Prompt: Using the listing below, select the lines with the word "What" and copy them.

** START **

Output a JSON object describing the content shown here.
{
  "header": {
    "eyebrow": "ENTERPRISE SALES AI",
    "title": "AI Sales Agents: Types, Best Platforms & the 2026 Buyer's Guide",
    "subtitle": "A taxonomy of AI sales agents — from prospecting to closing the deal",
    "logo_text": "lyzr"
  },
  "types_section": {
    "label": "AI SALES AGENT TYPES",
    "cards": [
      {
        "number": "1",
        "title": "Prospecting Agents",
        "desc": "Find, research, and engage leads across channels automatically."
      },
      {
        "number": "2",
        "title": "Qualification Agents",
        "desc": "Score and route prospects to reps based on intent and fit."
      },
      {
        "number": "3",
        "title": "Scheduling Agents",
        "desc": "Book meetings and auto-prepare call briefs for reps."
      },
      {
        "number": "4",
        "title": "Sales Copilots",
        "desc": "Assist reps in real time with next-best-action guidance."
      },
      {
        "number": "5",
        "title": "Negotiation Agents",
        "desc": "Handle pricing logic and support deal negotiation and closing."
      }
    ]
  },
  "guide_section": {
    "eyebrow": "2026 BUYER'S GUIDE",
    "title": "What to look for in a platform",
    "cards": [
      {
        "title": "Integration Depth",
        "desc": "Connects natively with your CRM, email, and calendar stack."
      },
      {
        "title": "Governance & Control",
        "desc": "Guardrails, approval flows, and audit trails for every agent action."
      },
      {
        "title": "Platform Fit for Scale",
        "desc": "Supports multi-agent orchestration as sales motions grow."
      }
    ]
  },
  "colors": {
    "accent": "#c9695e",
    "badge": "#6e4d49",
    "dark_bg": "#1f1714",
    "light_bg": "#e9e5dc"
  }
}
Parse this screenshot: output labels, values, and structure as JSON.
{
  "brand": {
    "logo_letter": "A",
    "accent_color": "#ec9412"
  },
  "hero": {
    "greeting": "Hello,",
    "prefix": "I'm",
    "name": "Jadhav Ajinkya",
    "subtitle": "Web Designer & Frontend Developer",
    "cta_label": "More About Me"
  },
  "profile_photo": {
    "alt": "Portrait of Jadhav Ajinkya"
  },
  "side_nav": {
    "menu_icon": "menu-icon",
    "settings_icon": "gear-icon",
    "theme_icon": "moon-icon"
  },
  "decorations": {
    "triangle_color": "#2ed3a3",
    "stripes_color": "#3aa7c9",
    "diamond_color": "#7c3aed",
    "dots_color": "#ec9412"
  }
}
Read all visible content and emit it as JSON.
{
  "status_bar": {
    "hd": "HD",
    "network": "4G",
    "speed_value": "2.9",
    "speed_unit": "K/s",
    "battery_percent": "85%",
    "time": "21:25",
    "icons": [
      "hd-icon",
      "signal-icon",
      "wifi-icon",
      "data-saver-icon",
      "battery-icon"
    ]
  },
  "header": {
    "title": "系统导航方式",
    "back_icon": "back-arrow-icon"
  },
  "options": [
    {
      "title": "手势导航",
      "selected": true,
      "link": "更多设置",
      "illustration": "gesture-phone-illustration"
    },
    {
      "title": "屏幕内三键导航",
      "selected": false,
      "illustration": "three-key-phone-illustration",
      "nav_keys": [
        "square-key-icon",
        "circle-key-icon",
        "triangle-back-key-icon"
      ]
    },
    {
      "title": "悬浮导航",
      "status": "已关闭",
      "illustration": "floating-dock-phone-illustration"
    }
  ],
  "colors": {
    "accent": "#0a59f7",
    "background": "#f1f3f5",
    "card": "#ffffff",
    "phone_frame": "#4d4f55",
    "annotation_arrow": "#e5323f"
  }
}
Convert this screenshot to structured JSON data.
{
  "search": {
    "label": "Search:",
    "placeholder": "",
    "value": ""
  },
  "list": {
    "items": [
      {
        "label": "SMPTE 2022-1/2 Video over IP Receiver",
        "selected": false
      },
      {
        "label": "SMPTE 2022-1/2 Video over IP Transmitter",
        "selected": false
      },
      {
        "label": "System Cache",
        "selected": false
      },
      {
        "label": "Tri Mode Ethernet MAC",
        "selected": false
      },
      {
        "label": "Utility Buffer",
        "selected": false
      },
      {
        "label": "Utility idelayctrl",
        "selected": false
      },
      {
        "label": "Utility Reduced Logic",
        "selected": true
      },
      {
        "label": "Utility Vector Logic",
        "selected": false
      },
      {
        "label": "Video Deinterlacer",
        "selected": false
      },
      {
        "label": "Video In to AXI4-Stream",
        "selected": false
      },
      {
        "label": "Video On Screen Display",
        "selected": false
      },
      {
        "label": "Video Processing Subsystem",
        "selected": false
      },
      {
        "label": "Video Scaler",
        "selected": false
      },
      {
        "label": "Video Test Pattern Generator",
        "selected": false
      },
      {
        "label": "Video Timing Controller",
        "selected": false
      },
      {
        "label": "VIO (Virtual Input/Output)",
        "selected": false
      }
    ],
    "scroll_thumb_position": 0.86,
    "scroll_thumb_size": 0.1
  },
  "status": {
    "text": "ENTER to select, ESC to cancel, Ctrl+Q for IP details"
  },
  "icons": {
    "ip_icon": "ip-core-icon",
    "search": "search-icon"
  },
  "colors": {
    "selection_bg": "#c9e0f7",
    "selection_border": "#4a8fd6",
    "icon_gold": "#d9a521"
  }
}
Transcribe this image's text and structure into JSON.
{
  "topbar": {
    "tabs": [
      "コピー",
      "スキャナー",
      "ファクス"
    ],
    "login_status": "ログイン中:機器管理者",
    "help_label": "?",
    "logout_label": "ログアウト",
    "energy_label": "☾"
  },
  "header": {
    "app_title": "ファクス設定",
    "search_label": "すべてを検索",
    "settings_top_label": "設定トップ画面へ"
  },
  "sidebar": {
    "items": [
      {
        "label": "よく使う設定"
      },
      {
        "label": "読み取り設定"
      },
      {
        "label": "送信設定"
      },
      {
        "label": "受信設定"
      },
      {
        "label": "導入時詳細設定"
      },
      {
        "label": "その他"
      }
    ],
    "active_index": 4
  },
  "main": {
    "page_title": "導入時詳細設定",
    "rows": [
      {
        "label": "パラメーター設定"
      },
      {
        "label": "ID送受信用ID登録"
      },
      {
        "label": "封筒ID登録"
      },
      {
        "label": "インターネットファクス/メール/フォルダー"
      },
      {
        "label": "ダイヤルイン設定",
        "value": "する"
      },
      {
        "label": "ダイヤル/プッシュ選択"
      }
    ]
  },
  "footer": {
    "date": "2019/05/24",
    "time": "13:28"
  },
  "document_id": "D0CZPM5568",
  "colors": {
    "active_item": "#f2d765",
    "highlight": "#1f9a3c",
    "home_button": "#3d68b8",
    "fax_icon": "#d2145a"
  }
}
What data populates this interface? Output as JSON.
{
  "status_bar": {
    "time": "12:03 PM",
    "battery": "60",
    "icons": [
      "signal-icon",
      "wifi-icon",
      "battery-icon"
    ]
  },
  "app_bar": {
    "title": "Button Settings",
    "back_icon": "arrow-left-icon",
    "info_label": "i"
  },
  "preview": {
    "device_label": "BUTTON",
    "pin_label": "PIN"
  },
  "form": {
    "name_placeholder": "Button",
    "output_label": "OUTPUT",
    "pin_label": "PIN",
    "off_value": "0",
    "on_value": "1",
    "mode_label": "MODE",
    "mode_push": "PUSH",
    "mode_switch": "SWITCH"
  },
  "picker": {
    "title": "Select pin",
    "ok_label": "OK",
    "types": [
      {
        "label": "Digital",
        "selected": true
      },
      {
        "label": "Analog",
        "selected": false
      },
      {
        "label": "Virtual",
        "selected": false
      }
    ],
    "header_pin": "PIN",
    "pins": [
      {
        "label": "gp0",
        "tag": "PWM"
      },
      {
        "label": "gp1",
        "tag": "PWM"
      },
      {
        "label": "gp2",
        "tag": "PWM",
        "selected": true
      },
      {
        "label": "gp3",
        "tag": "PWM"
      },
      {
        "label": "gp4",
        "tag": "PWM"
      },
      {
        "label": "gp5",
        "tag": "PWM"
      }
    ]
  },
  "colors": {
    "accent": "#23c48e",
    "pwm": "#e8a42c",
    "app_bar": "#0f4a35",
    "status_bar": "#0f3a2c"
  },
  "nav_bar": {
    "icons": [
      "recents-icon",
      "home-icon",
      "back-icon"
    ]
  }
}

** END **

Solution to the exercise:
    "title": "What to look for in a platform",
What data populates this interface? Output as JSON.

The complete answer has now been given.